→ **Exercise instructions**
Extract every record, keeping each one exactly as it is.

-- BEGIN Data for the task --

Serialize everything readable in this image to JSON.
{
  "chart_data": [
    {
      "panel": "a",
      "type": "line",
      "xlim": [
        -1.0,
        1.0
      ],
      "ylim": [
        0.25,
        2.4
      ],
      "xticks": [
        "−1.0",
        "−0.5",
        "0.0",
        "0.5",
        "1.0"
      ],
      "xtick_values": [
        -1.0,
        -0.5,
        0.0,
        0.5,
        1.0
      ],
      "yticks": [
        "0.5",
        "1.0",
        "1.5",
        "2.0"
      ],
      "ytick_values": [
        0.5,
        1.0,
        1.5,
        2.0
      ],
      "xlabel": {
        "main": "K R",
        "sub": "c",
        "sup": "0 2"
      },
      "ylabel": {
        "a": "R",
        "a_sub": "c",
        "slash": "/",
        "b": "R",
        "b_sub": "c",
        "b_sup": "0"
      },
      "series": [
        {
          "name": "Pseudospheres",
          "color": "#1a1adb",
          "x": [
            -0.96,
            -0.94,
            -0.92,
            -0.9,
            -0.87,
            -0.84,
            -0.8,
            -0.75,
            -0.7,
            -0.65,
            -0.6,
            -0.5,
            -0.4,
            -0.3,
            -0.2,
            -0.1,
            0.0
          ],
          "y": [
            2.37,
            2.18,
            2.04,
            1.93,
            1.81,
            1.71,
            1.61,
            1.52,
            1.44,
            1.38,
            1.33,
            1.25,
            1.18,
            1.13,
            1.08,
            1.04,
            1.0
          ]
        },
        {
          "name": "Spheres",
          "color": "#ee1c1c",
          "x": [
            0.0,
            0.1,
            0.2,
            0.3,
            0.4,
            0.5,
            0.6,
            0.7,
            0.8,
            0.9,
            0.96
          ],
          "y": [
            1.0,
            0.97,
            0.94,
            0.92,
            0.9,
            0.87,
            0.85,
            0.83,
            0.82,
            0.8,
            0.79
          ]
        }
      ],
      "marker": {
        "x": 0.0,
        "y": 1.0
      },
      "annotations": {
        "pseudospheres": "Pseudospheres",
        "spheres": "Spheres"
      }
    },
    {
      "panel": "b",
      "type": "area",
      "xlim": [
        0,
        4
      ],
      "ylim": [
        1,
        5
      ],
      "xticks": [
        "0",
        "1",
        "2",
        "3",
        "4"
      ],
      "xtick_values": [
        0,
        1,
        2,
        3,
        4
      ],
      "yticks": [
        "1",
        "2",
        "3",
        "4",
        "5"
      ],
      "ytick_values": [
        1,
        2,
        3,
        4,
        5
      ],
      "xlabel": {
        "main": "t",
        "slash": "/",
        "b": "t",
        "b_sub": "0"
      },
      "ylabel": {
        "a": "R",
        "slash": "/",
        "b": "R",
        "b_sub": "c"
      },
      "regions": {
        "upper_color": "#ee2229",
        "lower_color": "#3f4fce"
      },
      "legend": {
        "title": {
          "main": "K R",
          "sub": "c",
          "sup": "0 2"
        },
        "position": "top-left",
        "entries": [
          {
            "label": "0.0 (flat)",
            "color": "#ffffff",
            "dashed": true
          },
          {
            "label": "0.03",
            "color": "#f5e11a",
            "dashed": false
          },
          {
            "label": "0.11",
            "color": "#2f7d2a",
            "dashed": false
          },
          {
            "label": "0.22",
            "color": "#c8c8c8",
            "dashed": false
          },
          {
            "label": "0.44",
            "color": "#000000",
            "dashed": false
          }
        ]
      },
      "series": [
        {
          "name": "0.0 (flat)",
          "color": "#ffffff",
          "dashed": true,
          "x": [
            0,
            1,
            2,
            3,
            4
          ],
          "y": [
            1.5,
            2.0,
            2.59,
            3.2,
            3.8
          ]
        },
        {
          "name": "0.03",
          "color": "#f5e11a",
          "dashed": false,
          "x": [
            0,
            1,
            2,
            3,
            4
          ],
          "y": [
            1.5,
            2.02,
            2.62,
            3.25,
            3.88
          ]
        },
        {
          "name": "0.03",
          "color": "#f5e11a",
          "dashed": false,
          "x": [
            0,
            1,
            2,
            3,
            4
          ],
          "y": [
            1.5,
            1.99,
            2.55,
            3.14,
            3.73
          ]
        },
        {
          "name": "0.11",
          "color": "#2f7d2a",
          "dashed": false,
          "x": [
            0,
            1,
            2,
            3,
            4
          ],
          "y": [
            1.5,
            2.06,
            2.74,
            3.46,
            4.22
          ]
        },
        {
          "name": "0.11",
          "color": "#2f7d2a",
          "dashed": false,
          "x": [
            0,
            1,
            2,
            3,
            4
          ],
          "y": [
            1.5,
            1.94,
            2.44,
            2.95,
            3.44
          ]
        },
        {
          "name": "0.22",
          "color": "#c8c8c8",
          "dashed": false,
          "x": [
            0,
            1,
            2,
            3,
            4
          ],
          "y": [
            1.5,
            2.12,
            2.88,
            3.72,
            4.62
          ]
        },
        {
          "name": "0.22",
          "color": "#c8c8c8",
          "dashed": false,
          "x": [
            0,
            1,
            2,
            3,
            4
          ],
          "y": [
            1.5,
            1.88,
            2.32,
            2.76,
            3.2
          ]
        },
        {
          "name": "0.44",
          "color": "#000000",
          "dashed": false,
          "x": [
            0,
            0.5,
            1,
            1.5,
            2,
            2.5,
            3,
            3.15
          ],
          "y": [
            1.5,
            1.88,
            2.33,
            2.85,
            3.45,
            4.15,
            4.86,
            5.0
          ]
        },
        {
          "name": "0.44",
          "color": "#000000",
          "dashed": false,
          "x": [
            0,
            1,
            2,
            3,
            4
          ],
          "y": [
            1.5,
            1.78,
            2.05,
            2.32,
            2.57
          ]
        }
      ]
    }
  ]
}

-- END Data for the task --

→ **Exercise result**
Serialize everything readable in this image to JSON.
{
  "chart_data": [
    {
      "panel": "a",
      "type": "line",
      "xlim": [
        -1.0,
        1.0
      ],
      "ylim": [
        0.25,
        2.4
      ],
      "xticks": [
        "−1.0",
        "−0.5",
        "0.0",
        "0.5",
        "1.0"
      ],
      "xtick_values": [
        -1.0,
        -0.5,
        0.0,
        0.5,
        1.0
      ],
      "yticks": [
        "0.5",
        "1.0",
        "1.5",
        "2.0"
      ],
      "ytick_values": [
        0.5,
        1.0,
        1.5,
        2.0
      ],
      "xlabel": {
        "main": "K R",
        "sub": "c",
        "sup": "0 2"
      },
      "ylabel": {
        "a": "R",
        "a_sub": "c",
        "slash": "/",
        "b": "R",
        "b_sub": "c",
        "b_sup": "0"
      },
      "series": [
        {
          "name": "Pseudospheres",
          "color": "#1a1adb",
          "x": [
            -0.96,
            -0.94,
            -0.92,
            -0.9,
            -0.87,
            -0.84,
            -0.8,
            -0.75,
            -0.7,
            -0.65,
            -0.6,
            -0.5,
            -0.4,
            -0.3,
            -0.2,
            -0.1,
            0.0
          ],
          "y": [
            2.37,
            2.18,
            2.04,
            1.93,
            1.81,
            1.71,
            1.61,
            1.52,
            1.44,
            1.38,
            1.33,
            1.25,
            1.18,
            1.13,
            1.08,
            1.04,
            1.0
          ]
        },
        {
          "name": "Spheres",
          "color": "#ee1c1c",
          "x": [
            0.0,
            0.1,
            0.2,
            0.3,
            0.4,
            0.5,
            0.6,
            0.7,
            0.8,
            0.9,
            0.96
          ],
          "y": [
            1.0,
            0.97,
            0.94,
            0.92,
            0.9,
            0.87,
            0.85,
            0.83,
            0.82,
            0.8,
            0.79
          ]
        }
      ],
      "marker": {
        "x": 0.0,
        "y": 1.0
      },
      "annotations": {
        "pseudospheres": "Pseudospheres",
        "spheres": "Spheres"
      }
    },
    {
      "panel": "b",
      "type": "area",
      "xlim": [
        0,
        4
      ],
      "ylim": [
        1,
        5
      ],
      "xticks": [
        "0",
        "1",
        "2",
        "3",
        "4"
      ],
      "xtick_values": [
        0,
        1,
        2,
        3,
        4
      ],
      "yticks": [
        "1",
        "2",
        "3",
        "4",
        "5"
      ],
      "ytick_values": [
        1,
        2,
        3,
        4,
        5
      ],
      "xlabel": {
        "main": "t",
        "slash": "/",
        "b": "t",
        "b_sub": "0"
      },
      "ylabel": {
        "a": "R",
        "slash": "/",
        "b": "R",
        "b_sub": "c"
      },
      "regions": {
        "upper_color": "#ee2229",
        "lower_color": "#3f4fce"
      },
      "legend": {
        "title": {
          "main": "K R",
          "sub": "c",
          "sup": "0 2"
        },
        "position": "top-left",
        "entries": [
          {
            "label": "0.0 (flat)",
            "color": "#ffffff",
            "dashed": true
          },
          {
            "label": "0.03",
            "color": "#f5e11a",
            "dashed": false
          },
          {
            "label": "0.11",
            "color": "#2f7d2a",
            "dashed": false
          },
          {
            "label": "0.22",
            "color": "#c8c8c8",
            "dashed": false
          },
          {
            "label": "0.44",
            "color": "#000000",
            "dashed": false
          }
        ]
      },
      "series": [
        {
          "name": "0.0 (flat)",
          "color": "#ffffff",
          "dashed": true,
          "x": [
            0,
            1,
            2,
            3,
            4
          ],
          "y": [
            1.5,
            2.0,
            2.59,
            3.2,
            3.8
          ]
        },
        {
          "name": "0.03",
          "color": "#f5e11a",
          "dashed": false,
          "x": [
            0,
            1,
            2,
            3,
            4
          ],
          "y": [
            1.5,
            2.02,
            2.62,
            3.25,
            3.88
          ]
        },
        {
          "name": "0.03",
          "color": "#f5e11a",
          "dashed": false,
          "x": [
            0,
            1,
            2,
            3,
            4
          ],
          "y": [
            1.5,
            1.99,
            2.55,
            3.14,
            3.73
          ]
        },
        {
          "name": "0.11",
          "color": "#2f7d2a",
          "dashed": false,
          "x": [
            0,
            1,
            2,
            3,
            4
          ],
          "y": [
            1.5,
            2.06,
            2.74,
            3.46,
            4.22
          ]
        },
        {
          "name": "0.11",
          "color": "#2f7d2a",
          "dashed": false,
          "x": [
            0,
            1,
            2,
            3,
            4
          ],
          "y": [
            1.5,
            1.94,
            2.44,
            2.95,
            3.44
          ]
        },
        {
          "name": "0.22",
          "color": "#c8c8c8",
          "dashed": false,
          "x": [
            0,
            1,
            2,
            3,
            4
          ],
          "y": [
            1.5,
            2.12,
            2.88,
            3.72,
            4.62
          ]
        },
        {
          "name": "0.22",
          "color": "#c8c8c8",
          "dashed": false,
          "x": [
            0,
            1,
            2,
            3,
            4
          ],
          "y": [
            1.5,
            1.88,
            2.32,
            2.76,
            3.2
          ]
        },
        {
          "name": "0.44",
          "color": "#000000",
          "dashed": false,
          "x": [
            0,
            0.5,
            1,
            1.5,
            2,
            2.5,
            3,
            3.15
          ],
          "y": [
            1.5,
            1.88,
            2.33,
            2.85,
            3.45,
            4.15,
            4.86,
            5.0
          ]
        },
        {
          "name": "0.44",
          "color": "#000000",
          "dashed": false,
          "x": [
            0,
            1,
            2,
            3,
            4
          ],
          "y": [
            1.5,
            1.78,
            2.05,
            2.32,
            2.57
          ]
        }
      ]
    }
  ]
}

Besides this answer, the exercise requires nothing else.